### WHAT YOU NEED TO DO
Filter the entries for lines with the word "pillars".

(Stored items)
|---|

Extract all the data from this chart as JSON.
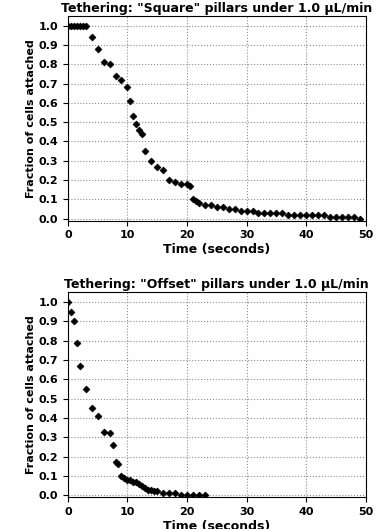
{
  "square_title": "Tethering: \"Square\" pillars under 1.0 μL/min",
  "offset_title": "Tethering: \"Offset\" pillars under 1.0 μL/min",
  "xlabel": "Time (seconds)",
  "ylabel": "Fraction of cells attached",
  "xlim": [
    0,
    50
  ],
  "xticks": [
    0,
    10,
    20,
    30,
    40,
    50
  ],
  "yticks": [
    0.0,
    0.1,
    0.2,
    0.3,
    0.4,
    0.5,
    0.6,
    0.7,
    0.8,
    0.9,
    1.0
  ],
  "marker_color": "black",
  "square_x": [
    0,
    0.5,
    1,
    1.5,
    2,
    2.5,
    3,
    4,
    5,
    6,
    7,
    8,
    9,
    10,
    10.5,
    11,
    11.5,
    12,
    12.5,
    13,
    14,
    15,
    16,
    17,
    18,
    19,
    20,
    20.5,
    21,
    21.5,
    22,
    23,
    24,
    25,
    26,
    27,
    28,
    29,
    30,
    31,
    32,
    33,
    34,
    35,
    36,
    37,
    38,
    39,
    40,
    41,
    42,
    43,
    44,
    45,
    46,
    47,
    48,
    49
  ],
  "square_y": [
    1.0,
    1.0,
    1.0,
    1.0,
    1.0,
    1.0,
    1.0,
    0.94,
    0.88,
    0.81,
    0.8,
    0.74,
    0.72,
    0.68,
    0.61,
    0.53,
    0.49,
    0.46,
    0.44,
    0.35,
    0.3,
    0.27,
    0.25,
    0.2,
    0.19,
    0.18,
    0.18,
    0.17,
    0.1,
    0.09,
    0.08,
    0.07,
    0.07,
    0.06,
    0.06,
    0.05,
    0.05,
    0.04,
    0.04,
    0.04,
    0.03,
    0.03,
    0.03,
    0.03,
    0.03,
    0.02,
    0.02,
    0.02,
    0.02,
    0.02,
    0.02,
    0.02,
    0.01,
    0.01,
    0.01,
    0.01,
    0.01,
    0.0
  ],
  "offset_x": [
    0,
    0.5,
    1,
    1.5,
    2,
    3,
    4,
    5,
    6,
    7,
    7.5,
    8,
    8.5,
    9,
    9.5,
    10,
    10.5,
    11,
    11.5,
    12,
    12.5,
    13,
    13.5,
    14,
    14.5,
    15,
    16,
    17,
    18,
    19,
    20,
    21,
    22,
    23
  ],
  "offset_y": [
    1.0,
    0.95,
    0.9,
    0.79,
    0.67,
    0.55,
    0.45,
    0.41,
    0.33,
    0.32,
    0.26,
    0.17,
    0.16,
    0.1,
    0.09,
    0.08,
    0.08,
    0.07,
    0.07,
    0.06,
    0.05,
    0.04,
    0.03,
    0.03,
    0.02,
    0.02,
    0.01,
    0.01,
    0.01,
    0.0,
    0.0,
    0.0,
    0.0,
    0.0
  ]
}
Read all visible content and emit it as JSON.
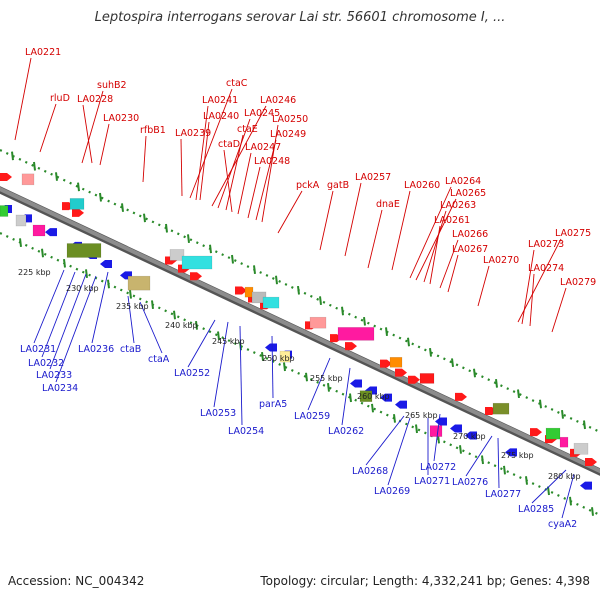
{
  "title": "Leptospira interrogans serovar Lai str. 56601 chromosome I, ...",
  "accession": "Accession: NC_004342",
  "topology": "Topology: circular; Length: 4,332,241 bp; Genes: 4,398",
  "colors": {
    "forward_label": "#d40000",
    "reverse_label": "#1a1acc",
    "backbone": "#8c8c8c",
    "tick": "#2a8a2a"
  },
  "kbp_labels": [
    "225 kbp",
    "230 kbp",
    "235 kbp",
    "240 kbp",
    "245 kbp",
    "250 kbp",
    "255 kbp",
    "260 kbp",
    "265 kbp",
    "270 kbp",
    "275 kbp",
    "280 kbp"
  ],
  "forward_labels": [
    "LA0221",
    "rluD",
    "suhB2",
    "LA0228",
    "LA0230",
    "rfbB1",
    "ctaC",
    "LA0241",
    "LA0240",
    "LA0239",
    "LA0246",
    "LA0245",
    "ctaE",
    "ctaD",
    "LA0247",
    "LA0250",
    "LA0249",
    "LA0248",
    "pckA",
    "gatB",
    "LA0257",
    "dnaE",
    "LA0260",
    "LA0264",
    "LA0265",
    "LA0263",
    "LA0261",
    "LA0266",
    "LA0267",
    "LA0270",
    "LA0275",
    "LA0273",
    "LA0274",
    "LA0279"
  ],
  "reverse_labels": [
    "LA0231",
    "LA0232",
    "LA0233",
    "LA0234",
    "LA0236",
    "ctaB",
    "ctaA",
    "LA0252",
    "LA0253",
    "LA0254",
    "parA5",
    "LA0259",
    "LA0262",
    "LA0268",
    "LA0269",
    "LA0271",
    "LA0272",
    "LA0276",
    "LA0277",
    "LA0285",
    "cyaA2"
  ]
}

|---|

### RESPONSE TO THE EXERCISE
  "square_title": "Tethering: \"Square\" pillars under 1.0 μL/min",
  "offset_title": "Tethering: \"Offset\" pillars under 1.0 μL/min",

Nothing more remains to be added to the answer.